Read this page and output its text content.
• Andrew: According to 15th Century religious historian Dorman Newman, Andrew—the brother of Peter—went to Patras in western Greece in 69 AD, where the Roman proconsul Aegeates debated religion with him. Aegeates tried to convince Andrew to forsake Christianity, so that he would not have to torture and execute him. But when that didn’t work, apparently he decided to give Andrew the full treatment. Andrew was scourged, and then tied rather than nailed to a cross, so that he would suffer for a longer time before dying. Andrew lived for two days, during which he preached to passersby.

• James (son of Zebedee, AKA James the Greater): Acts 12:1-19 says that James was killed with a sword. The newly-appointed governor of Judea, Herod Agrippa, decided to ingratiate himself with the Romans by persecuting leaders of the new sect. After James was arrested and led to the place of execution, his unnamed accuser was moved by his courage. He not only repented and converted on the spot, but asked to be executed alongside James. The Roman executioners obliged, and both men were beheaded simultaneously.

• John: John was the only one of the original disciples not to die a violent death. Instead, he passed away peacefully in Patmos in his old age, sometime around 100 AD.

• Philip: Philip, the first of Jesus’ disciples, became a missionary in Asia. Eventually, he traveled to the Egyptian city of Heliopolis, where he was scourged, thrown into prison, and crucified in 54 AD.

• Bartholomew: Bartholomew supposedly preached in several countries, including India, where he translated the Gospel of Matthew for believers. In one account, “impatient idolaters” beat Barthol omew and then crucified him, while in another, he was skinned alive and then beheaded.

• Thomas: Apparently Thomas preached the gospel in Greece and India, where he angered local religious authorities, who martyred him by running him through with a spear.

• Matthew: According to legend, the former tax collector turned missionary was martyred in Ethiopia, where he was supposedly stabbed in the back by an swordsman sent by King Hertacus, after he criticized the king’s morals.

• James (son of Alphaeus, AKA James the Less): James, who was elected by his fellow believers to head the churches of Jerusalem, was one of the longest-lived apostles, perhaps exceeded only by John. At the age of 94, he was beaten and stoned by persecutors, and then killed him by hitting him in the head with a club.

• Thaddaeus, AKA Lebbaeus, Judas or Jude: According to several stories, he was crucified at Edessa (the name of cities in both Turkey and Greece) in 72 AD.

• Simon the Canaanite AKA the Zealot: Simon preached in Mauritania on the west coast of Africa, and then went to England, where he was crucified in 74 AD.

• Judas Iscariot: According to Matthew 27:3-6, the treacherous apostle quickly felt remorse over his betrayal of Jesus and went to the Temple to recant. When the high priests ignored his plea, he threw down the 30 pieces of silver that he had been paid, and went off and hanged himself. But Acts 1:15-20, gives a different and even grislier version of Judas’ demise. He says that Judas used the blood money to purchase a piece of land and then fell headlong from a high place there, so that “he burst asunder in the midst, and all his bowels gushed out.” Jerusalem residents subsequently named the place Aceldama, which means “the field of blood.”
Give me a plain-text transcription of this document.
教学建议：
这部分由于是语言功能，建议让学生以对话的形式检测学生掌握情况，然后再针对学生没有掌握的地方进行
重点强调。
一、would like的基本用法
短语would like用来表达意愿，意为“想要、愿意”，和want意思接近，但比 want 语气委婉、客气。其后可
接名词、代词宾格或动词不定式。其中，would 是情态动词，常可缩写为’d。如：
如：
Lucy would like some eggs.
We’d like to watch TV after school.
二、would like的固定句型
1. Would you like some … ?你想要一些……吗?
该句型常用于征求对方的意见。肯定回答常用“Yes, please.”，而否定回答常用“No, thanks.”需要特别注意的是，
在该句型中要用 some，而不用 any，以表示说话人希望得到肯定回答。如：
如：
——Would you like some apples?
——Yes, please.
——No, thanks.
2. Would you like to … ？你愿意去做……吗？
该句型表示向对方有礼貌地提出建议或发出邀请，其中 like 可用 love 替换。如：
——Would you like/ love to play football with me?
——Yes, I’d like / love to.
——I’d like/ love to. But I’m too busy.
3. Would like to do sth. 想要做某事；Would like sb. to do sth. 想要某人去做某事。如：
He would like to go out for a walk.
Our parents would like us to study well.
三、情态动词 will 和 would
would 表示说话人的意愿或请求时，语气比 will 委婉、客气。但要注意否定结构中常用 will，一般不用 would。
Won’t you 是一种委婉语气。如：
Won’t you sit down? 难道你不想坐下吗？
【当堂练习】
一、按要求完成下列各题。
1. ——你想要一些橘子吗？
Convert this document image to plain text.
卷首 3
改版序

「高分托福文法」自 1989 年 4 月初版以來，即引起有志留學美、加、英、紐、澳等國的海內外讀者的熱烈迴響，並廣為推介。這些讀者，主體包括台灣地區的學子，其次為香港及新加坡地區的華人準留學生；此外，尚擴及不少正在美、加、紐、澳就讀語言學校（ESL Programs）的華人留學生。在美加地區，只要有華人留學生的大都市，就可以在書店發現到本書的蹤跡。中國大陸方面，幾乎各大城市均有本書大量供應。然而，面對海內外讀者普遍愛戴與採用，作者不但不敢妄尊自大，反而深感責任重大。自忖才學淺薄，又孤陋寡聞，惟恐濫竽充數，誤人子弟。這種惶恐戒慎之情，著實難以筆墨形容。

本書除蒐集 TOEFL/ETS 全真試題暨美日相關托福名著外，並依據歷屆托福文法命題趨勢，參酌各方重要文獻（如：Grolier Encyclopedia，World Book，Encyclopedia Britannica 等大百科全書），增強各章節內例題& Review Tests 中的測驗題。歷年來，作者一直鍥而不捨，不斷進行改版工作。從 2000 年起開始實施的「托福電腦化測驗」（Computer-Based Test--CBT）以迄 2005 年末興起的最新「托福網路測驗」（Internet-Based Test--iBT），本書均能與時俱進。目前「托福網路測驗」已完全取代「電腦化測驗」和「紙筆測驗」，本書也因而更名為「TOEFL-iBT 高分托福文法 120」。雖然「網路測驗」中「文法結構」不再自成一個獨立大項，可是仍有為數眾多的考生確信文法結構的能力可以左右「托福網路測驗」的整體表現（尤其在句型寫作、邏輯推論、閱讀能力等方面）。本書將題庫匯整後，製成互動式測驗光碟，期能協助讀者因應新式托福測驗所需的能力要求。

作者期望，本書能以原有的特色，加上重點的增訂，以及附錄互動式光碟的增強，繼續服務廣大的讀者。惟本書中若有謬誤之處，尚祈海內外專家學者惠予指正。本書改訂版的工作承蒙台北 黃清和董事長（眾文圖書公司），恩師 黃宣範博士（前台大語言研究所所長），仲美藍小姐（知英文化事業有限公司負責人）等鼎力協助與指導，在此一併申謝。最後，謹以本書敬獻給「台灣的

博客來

++++++++

◆ **Requirement**: Copy out the full set of records precisely, leaving nothing out.

◆ **Answer to this problem**:
Read this page and output its text content.
• Andrew: According to 15th Century religious historian Dorman Newman, Andrew—the brother of Peter—went to Patras in western Greece in 69 AD, where the Roman proconsul Aegeates debated religion with him. Aegeates tried to convince Andrew to forsake Christianity, so that he would not have to torture and execute him. But when that didn’t work, apparently he decided to give Andrew the full treatment. Andrew was scourged, and then tied rather than nailed to a cross, so that he would suffer for a longer time before dying. Andrew lived for two days, during which he preached to passersby.

• James (son of Zebedee, AKA James the Greater): Acts 12:1-19 says that James was killed with a sword. The newly-appointed governor of Judea, Herod Agrippa, decided to ingratiate himself with the Romans by persecuting leaders of the new sect. After James was arrested and led to the place of execution, his unnamed accuser was moved by his courage. He not only repented and converted on the spot, but asked to be executed alongside James. The Roman executioners obliged, and both men were beheaded simultaneously.

• John: John was the only one of the original disciples not to die a violent death. Instead, he passed away peacefully in Patmos in his old age, sometime around 100 AD.

• Philip: Philip, the first of Jesus’ disciples, became a missionary in Asia. Eventually, he traveled to the Egyptian city of Heliopolis, where he was scourged, thrown into prison, and crucified in 54 AD.

• Bartholomew: Bartholomew supposedly preached in several countries, including India, where he translated the Gospel of Matthew for believers. In one account, “impatient idolaters” beat Barthol omew and then crucified him, while in another, he was skinned alive and then beheaded.

• Thomas: Apparently Thomas preached the gospel in Greece and India, where he angered local religious authorities, who martyred him by running him through with a spear.

• Matthew: According to legend, the former tax collector turned missionary was martyred in Ethiopia, where he was supposedly stabbed in the back by an swordsman sent by King Hertacus, after he criticized the king’s morals.

• James (son of Alphaeus, AKA James the Less): James, who was elected by his fellow believers to head the churches of Jerusalem, was one of the longest-lived apostles, perhaps exceeded only by John. At the age of 94, he was beaten and stoned by persecutors, and then killed him by hitting him in the head with a club.

• Thaddaeus, AKA Lebbaeus, Judas or Jude: According to several stories, he was crucified at Edessa (the name of cities in both Turkey and Greece) in 72 AD.

• Simon the Canaanite AKA the Zealot: Simon preached in Mauritania on the west coast of Africa, and then went to England, where he was crucified in 74 AD.

• Judas Iscariot: According to Matthew 27:3-6, the treacherous apostle quickly felt remorse over his betrayal of Jesus and went to the Temple to recant. When the high priests ignored his plea, he threw down the 30 pieces of silver that he had been paid, and went off and hanged himself. But Acts 1:15-20, gives a different and even grislier version of Judas’ demise. He says that Judas used the blood money to purchase a piece of land and then fell headlong from a high place there, so that “he burst asunder in the midst, and all his bowels gushed out.” Jerusalem residents subsequently named the place Aceldama, which means “the field of blood.”
Give me a plain-text transcription of this document.
教学建议：
这部分由于是语言功能，建议让学生以对话的形式检测学生掌握情况，然后再针对学生没有掌握的地方进行
重点强调。
一、would like的基本用法
短语would like用来表达意愿，意为“想要、愿意”，和want意思接近，但比 want 语气委婉、客气。其后可
接名词、代词宾格或动词不定式。其中，would 是情态动词，常可缩写为’d。如：
如：
Lucy would like some eggs.
We’d like to watch TV after school.
二、would like的固定句型
1. Would you like some … ?你想要一些……吗?
该句型常用于征求对方的意见。肯定回答常用“Yes, please.”，而否定回答常用“No, thanks.”需要特别注意的是，
在该句型中要用 some，而不用 any，以表示说话人希望得到肯定回答。如：
如：
——Would you like some apples?
——Yes, please.
——No, thanks.
2. Would you like to … ？你愿意去做……吗？
该句型表示向对方有礼貌地提出建议或发出邀请，其中 like 可用 love 替换。如：
——Would you like/ love to play football with me?
——Yes, I’d like / love to.
——I’d like/ love to. But I’m too busy.
3. Would like to do sth. 想要做某事；Would like sb. to do sth. 想要某人去做某事。如：
He would like to go out for a walk.
Our parents would like us to study well.
三、情态动词 will 和 would
would 表示说话人的意愿或请求时，语气比 will 委婉、客气。但要注意否定结构中常用 will，一般不用 would。
Won’t you 是一种委婉语气。如：
Won’t you sit down? 难道你不想坐下吗？
【当堂练习】
一、按要求完成下列各题。
1. ——你想要一些橘子吗？
Convert this document image to plain text.
卷首 3
改版序

「高分托福文法」自 1989 年 4 月初版以來，即引起有志留學美、加、英、紐、澳等國的海內外讀者的熱烈迴響，並廣為推介。這些讀者，主體包括台灣地區的學子，其次為香港及新加坡地區的華人準留學生；此外，尚擴及不少正在美、加、紐、澳就讀語言學校（ESL Programs）的華人留學生。在美加地區，只要有華人留學生的大都市，就可以在書店發現到本書的蹤跡。中國大陸方面，幾乎各大城市均有本書大量供應。然而，面對海內外讀者普遍愛戴與採用，作者不但不敢妄尊自大，反而深感責任重大。自忖才學淺薄，又孤陋寡聞，惟恐濫竽充數，誤人子弟。這種惶恐戒慎之情，著實難以筆墨形容。

本書除蒐集 TOEFL/ETS 全真試題暨美日相關托福名著外，並依據歷屆托福文法命題趨勢，參酌各方重要文獻（如：Grolier Encyclopedia，World Book，Encyclopedia Britannica 等大百科全書），增強各章節內例題& Review Tests 中的測驗題。歷年來，作者一直鍥而不捨，不斷進行改版工作。從 2000 年起開始實施的「托福電腦化測驗」（Computer-Based Test--CBT）以迄 2005 年末興起的最新「托福網路測驗」（Internet-Based Test--iBT），本書均能與時俱進。目前「托福網路測驗」已完全取代「電腦化測驗」和「紙筆測驗」，本書也因而更名為「TOEFL-iBT 高分托福文法 120」。雖然「網路測驗」中「文法結構」不再自成一個獨立大項，可是仍有為數眾多的考生確信文法結構的能力可以左右「托福網路測驗」的整體表現（尤其在句型寫作、邏輯推論、閱讀能力等方面）。本書將題庫匯整後，製成互動式測驗光碟，期能協助讀者因應新式托福測驗所需的能力要求。

作者期望，本書能以原有的特色，加上重點的增訂，以及附錄互動式光碟的增強，繼續服務廣大的讀者。惟本書中若有謬誤之處，尚祈海內外專家學者惠予指正。本書改訂版的工作承蒙台北 黃清和董事長（眾文圖書公司），恩師 黃宣範博士（前台大語言研究所所長），仲美藍小姐（知英文化事業有限公司負責人）等鼎力協助與指導，在此一併申謝。最後，謹以本書敬獻給「台灣的

博客來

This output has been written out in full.